## Written instruction A
Give back the passage on church and civil authority word for word.

* Start Source passage *

Through that century we find a protest against the mediæval intrusion of the ecclesiastical power into the realm of civil authority, with the inevitable reaction which made the ecclesiastical a mere department of national or civic administration. Zurich under Zwingli, although it is usually taken as the extreme type of this Erastian policy, as it came to be called later, went no further than Bern, Strassburg, or other places. The Council of Geneva had legal precedent when they insisted that the supreme ecclesiastical power belonged to them. The city had been an ecclesiastical principality, ruled in civil as well as in ecclesiastical things by its Bishop, and the Council were legally the inheritors of the Bishop’s authority. This meant, among other things, that the old laws against heresy, unless specially repealed, remained on the Statute Book, and errors in doctrine were reckoned to be of the nature of treasonable things; and this made heresies, or variations in religious opinion from what the Statute Book had declared to be the official view of truth, liable to civil pains and penalties.

* End Source passage *
* Start Dataset extract *

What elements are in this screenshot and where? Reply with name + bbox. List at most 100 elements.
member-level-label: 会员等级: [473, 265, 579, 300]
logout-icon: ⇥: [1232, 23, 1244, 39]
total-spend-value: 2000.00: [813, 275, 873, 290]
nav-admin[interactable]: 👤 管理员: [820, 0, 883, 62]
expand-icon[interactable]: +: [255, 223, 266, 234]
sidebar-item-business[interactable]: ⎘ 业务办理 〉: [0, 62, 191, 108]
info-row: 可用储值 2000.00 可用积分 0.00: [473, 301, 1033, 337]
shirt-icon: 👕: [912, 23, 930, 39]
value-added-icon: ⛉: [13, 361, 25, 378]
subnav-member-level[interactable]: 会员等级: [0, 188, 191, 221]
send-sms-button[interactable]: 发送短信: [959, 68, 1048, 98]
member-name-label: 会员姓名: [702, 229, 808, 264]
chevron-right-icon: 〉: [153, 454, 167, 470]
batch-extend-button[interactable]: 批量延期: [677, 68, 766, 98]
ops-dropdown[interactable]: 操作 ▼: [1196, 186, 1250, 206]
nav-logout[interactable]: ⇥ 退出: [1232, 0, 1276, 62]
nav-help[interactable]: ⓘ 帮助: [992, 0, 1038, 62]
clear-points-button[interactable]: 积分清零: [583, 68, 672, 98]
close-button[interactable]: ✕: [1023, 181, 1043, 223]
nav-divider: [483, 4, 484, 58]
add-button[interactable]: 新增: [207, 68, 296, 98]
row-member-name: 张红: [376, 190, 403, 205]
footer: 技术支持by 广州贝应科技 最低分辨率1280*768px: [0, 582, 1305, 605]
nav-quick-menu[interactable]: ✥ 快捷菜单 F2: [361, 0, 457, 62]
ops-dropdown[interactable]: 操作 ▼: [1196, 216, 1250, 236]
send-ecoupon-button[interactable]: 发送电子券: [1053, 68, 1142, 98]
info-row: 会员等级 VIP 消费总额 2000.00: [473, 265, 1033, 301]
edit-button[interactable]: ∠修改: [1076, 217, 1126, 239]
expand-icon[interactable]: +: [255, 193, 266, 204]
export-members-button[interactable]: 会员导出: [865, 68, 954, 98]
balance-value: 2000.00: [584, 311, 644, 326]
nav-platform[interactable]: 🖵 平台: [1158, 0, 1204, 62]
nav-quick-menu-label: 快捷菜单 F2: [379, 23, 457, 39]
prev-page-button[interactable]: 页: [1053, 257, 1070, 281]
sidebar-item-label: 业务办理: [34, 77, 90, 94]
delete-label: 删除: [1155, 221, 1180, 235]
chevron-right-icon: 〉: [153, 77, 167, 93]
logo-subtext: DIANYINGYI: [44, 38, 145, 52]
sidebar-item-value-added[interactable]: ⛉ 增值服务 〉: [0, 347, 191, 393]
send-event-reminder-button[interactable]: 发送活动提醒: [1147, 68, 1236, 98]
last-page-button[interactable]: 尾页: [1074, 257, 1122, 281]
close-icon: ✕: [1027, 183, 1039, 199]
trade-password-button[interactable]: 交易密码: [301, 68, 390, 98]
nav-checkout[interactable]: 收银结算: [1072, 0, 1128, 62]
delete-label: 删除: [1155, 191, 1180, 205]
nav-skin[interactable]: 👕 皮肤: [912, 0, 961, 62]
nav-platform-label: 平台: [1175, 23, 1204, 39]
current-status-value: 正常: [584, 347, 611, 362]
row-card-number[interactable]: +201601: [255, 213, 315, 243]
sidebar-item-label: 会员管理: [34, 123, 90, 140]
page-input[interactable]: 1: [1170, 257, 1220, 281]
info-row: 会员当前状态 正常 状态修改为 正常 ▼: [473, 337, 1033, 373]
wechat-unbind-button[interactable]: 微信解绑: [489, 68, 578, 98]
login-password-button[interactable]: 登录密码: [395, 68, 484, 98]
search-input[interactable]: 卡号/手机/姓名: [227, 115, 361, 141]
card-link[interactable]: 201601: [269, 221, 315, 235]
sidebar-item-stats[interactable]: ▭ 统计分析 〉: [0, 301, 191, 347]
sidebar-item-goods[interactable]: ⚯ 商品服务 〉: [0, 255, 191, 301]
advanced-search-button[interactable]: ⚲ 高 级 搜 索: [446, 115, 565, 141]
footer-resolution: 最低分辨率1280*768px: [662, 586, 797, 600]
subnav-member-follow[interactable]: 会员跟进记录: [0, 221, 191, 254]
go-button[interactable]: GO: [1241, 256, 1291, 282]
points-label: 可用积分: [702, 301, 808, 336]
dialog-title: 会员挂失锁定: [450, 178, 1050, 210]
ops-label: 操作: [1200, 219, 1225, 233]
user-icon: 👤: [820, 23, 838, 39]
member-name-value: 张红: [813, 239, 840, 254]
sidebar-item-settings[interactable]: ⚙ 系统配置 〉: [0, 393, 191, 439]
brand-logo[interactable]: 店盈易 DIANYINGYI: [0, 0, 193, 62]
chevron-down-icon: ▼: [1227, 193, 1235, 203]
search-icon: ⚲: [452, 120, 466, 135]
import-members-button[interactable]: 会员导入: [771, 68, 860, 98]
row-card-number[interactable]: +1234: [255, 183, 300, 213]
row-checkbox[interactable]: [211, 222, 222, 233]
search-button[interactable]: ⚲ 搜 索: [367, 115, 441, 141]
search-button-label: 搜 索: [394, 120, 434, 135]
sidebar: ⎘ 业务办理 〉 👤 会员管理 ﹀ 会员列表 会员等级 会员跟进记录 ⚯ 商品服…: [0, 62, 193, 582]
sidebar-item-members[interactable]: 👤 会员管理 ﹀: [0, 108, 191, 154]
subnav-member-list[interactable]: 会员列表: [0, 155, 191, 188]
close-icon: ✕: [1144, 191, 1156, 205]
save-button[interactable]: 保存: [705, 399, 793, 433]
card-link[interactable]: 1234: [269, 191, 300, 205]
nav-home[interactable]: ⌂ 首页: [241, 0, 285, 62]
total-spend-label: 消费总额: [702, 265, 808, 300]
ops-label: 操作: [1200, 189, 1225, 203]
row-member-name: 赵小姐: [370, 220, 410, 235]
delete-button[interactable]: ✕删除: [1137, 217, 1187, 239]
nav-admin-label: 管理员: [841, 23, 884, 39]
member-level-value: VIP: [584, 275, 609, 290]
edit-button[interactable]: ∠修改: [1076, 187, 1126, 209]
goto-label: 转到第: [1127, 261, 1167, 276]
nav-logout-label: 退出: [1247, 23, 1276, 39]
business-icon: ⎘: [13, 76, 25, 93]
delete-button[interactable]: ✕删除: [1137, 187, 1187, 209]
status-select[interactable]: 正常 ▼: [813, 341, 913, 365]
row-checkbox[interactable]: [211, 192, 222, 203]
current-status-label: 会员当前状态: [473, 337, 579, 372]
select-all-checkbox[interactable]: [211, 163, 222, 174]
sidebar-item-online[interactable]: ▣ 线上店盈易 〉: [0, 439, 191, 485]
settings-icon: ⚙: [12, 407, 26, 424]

* End Dataset extract *

## Written instruction B
Retype the records from their first line up to and including the line with "close-button[interactable]: ✕: [1023, 181, 1043, 223]".

## Task answer A
Through that century we find a protest against the mediæval intrusion of the ecclesiastical power into the realm of civil authority, with the inevitable reaction which made the ecclesiastical a mere department of national or civic administration. Zurich under Zwingli, although it is usually taken as the extreme type of this Erastian policy, as it came to be called later, went no further than Bern, Strassburg, or other places. The Council of Geneva had legal precedent when they insisted that the supreme ecclesiastical power belonged to them. The city had been an ecclesiastical principality, ruled in civil as well as in ecclesiastical things by its Bishop, and the Council were legally the inheritors of the Bishop’s authority. This meant, among other things, that the old laws against heresy, unless specially repealed, remained on the Statute Book, and errors in doctrine were reckoned to be of the nature of treasonable things; and this made heresies, or variations in religious opinion from what the Statute Book had declared to be the official view of truth, liable to civil pains and penalties.

## Task answer B
What elements are in this screenshot and where? Reply with name + bbox. List at most 100 elements.
member-level-label: 会员等级: [473, 265, 579, 300]
logout-icon: ⇥: [1232, 23, 1244, 39]
total-spend-value: 2000.00: [813, 275, 873, 290]
nav-admin[interactable]: 👤 管理员: [820, 0, 883, 62]
expand-icon[interactable]: +: [255, 223, 266, 234]
sidebar-item-business[interactable]: ⎘ 业务办理 〉: [0, 62, 191, 108]
info-row: 可用储值 2000.00 可用积分 0.00: [473, 301, 1033, 337]
shirt-icon: 👕: [912, 23, 930, 39]
value-added-icon: ⛉: [13, 361, 25, 378]
subnav-member-level[interactable]: 会员等级: [0, 188, 191, 221]
send-sms-button[interactable]: 发送短信: [959, 68, 1048, 98]
member-name-label: 会员姓名: [702, 229, 808, 264]
chevron-right-icon: 〉: [153, 454, 167, 470]
batch-extend-button[interactable]: 批量延期: [677, 68, 766, 98]
ops-dropdown[interactable]: 操作 ▼: [1196, 186, 1250, 206]
nav-logout[interactable]: ⇥ 退出: [1232, 0, 1276, 62]
nav-help[interactable]: ⓘ 帮助: [992, 0, 1038, 62]
clear-points-button[interactable]: 积分清零: [583, 68, 672, 98]
close-button[interactable]: ✕: [1023, 181, 1043, 223]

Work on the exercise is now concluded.